** Stated goal **
Exactly reproduce each record listed below.

** The input **
====

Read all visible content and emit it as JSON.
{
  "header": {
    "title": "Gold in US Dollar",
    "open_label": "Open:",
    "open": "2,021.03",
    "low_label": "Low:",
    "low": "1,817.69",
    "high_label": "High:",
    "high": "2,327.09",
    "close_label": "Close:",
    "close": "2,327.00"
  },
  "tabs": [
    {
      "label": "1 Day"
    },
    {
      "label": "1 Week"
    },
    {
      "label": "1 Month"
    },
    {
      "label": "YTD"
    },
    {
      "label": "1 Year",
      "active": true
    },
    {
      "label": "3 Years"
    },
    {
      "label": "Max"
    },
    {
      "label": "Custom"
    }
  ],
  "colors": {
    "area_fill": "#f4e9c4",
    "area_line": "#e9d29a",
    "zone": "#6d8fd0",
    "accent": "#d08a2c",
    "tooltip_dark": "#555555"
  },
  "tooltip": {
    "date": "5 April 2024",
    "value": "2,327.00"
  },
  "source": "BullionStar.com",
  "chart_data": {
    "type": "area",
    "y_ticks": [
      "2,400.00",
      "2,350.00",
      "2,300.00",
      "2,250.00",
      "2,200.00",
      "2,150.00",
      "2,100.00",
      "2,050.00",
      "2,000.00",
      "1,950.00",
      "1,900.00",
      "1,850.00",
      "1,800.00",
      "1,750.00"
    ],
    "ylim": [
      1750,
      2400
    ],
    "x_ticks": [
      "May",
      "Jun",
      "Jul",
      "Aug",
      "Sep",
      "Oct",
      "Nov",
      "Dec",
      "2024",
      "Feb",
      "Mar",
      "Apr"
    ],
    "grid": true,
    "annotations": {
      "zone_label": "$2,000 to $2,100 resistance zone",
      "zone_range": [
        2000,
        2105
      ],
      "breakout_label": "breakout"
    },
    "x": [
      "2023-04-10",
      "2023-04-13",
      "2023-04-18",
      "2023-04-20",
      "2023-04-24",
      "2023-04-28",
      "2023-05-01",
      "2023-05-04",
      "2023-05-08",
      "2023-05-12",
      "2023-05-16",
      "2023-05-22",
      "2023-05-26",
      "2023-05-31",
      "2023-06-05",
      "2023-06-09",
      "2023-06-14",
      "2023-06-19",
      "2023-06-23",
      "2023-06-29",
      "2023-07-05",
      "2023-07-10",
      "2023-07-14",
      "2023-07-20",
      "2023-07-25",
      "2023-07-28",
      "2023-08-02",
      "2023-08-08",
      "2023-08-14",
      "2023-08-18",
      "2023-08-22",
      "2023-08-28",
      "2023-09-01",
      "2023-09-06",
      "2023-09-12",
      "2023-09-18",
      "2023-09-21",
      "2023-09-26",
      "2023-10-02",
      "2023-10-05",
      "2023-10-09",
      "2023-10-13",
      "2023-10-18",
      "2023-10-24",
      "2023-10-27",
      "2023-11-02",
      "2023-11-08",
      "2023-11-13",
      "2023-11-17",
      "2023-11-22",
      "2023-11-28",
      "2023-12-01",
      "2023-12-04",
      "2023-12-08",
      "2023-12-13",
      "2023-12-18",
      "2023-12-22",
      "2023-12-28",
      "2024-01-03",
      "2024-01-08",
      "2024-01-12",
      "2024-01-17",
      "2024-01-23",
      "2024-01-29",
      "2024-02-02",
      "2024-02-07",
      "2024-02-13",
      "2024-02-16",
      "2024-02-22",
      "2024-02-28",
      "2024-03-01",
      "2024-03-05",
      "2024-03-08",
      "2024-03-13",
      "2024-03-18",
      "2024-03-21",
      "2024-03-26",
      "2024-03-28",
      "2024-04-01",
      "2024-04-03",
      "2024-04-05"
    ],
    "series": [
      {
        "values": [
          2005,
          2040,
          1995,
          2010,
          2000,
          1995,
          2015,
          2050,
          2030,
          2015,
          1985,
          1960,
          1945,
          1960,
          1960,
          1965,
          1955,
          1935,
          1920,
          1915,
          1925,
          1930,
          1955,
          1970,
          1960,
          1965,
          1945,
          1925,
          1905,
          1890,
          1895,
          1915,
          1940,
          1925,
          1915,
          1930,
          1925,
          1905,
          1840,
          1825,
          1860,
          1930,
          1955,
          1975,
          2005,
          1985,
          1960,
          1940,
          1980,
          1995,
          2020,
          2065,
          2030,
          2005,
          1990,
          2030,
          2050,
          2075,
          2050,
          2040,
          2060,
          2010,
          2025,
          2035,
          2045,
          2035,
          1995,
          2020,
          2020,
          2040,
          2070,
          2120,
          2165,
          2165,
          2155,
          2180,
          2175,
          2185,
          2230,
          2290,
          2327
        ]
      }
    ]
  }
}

====

** Task output **
Read all visible content and emit it as JSON.
{
  "header": {
    "title": "Gold in US Dollar",
    "open_label": "Open:",
    "open": "2,021.03",
    "low_label": "Low:",
    "low": "1,817.69",
    "high_label": "High:",
    "high": "2,327.09",
    "close_label": "Close:",
    "close": "2,327.00"
  },
  "tabs": [
    {
      "label": "1 Day"
    },
    {
      "label": "1 Week"
    },
    {
      "label": "1 Month"
    },
    {
      "label": "YTD"
    },
    {
      "label": "1 Year",
      "active": true
    },
    {
      "label": "3 Years"
    },
    {
      "label": "Max"
    },
    {
      "label": "Custom"
    }
  ],
  "colors": {
    "area_fill": "#f4e9c4",
    "area_line": "#e9d29a",
    "zone": "#6d8fd0",
    "accent": "#d08a2c",
    "tooltip_dark": "#555555"
  },
  "tooltip": {
    "date": "5 April 2024",
    "value": "2,327.00"
  },
  "source": "BullionStar.com",
  "chart_data": {
    "type": "area",
    "y_ticks": [
      "2,400.00",
      "2,350.00",
      "2,300.00",
      "2,250.00",
      "2,200.00",
      "2,150.00",
      "2,100.00",
      "2,050.00",
      "2,000.00",
      "1,950.00",
      "1,900.00",
      "1,850.00",
      "1,800.00",
      "1,750.00"
    ],
    "ylim": [
      1750,
      2400
    ],
    "x_ticks": [
      "May",
      "Jun",
      "Jul",
      "Aug",
      "Sep",
      "Oct",
      "Nov",
      "Dec",
      "2024",
      "Feb",
      "Mar",
      "Apr"
    ],
    "grid": true,
    "annotations": {
      "zone_label": "$2,000 to $2,100 resistance zone",
      "zone_range": [
        2000,
        2105
      ],
      "breakout_label": "breakout"
    },
    "x": [
      "2023-04-10",
      "2023-04-13",
      "2023-04-18",
      "2023-04-20",
      "2023-04-24",
      "2023-04-28",
      "2023-05-01",
      "2023-05-04",
      "2023-05-08",
      "2023-05-12",
      "2023-05-16",
      "2023-05-22",
      "2023-05-26",
      "2023-05-31",
      "2023-06-05",
      "2023-06-09",
      "2023-06-14",
      "2023-06-19",
      "2023-06-23",
      "2023-06-29",
      "2023-07-05",
      "2023-07-10",
      "2023-07-14",
      "2023-07-20",
      "2023-07-25",
      "2023-07-28",
      "2023-08-02",
      "2023-08-08",
      "2023-08-14",
      "2023-08-18",
      "2023-08-22",
      "2023-08-28",
      "2023-09-01",
      "2023-09-06",
      "2023-09-12",
      "2023-09-18",
      "2023-09-21",
      "2023-09-26",
      "2023-10-02",
      "2023-10-05",
      "2023-10-09",
      "2023-10-13",
      "2023-10-18",
      "2023-10-24",
      "2023-10-27",
      "2023-11-02",
      "2023-11-08",
      "2023-11-13",
      "2023-11-17",
      "2023-11-22",
      "2023-11-28",
      "2023-12-01",
      "2023-12-04",
      "2023-12-08",
      "2023-12-13",
      "2023-12-18",
      "2023-12-22",
      "2023-12-28",
      "2024-01-03",
      "2024-01-08",
      "2024-01-12",
      "2024-01-17",
      "2024-01-23",
      "2024-01-29",
      "2024-02-02",
      "2024-02-07",
      "2024-02-13",
      "2024-02-16",
      "2024-02-22",
      "2024-02-28",
      "2024-03-01",
      "2024-03-05",
      "2024-03-08",
      "2024-03-13",
      "2024-03-18",
      "2024-03-21",
      "2024-03-26",
      "2024-03-28",
      "2024-04-01",
      "2024-04-03",
      "2024-04-05"
    ],
    "series": [
      {
        "values": [
          2005,
          2040,
          1995,
          2010,
          2000,
          1995,
          2015,
          2050,
          2030,
          2015,
          1985,
          1960,
          1945,
          1960,
          1960,
          1965,
          1955,
          1935,
          1920,
          1915,
          1925,
          1930,
          1955,
          1970,
          1960,
          1965,
          1945,
          1925,
          1905,
          1890,
          1895,
          1915,
          1940,
          1925,
          1915,
          1930,
          1925,
          1905,
          1840,
          1825,
          1860,
          1930,
          1955,
          1975,
          2005,
          1985,
          1960,
          1940,
          1980,
          1995,
          2020,
          2065,
          2030,
          2005,
          1990,
          2030,
          2050,
          2075,
          2050,
          2040,
          2060,
          2010,
          2025,
          2035,
          2045,
          2035,
          1995,
          2020,
          2020,
          2040,
          2070,
          2120,
          2165,
          2165,
          2155,
          2180,
          2175,
          2185,
          2230,
          2290,
          2327
        ]
      }
    ]
  }
}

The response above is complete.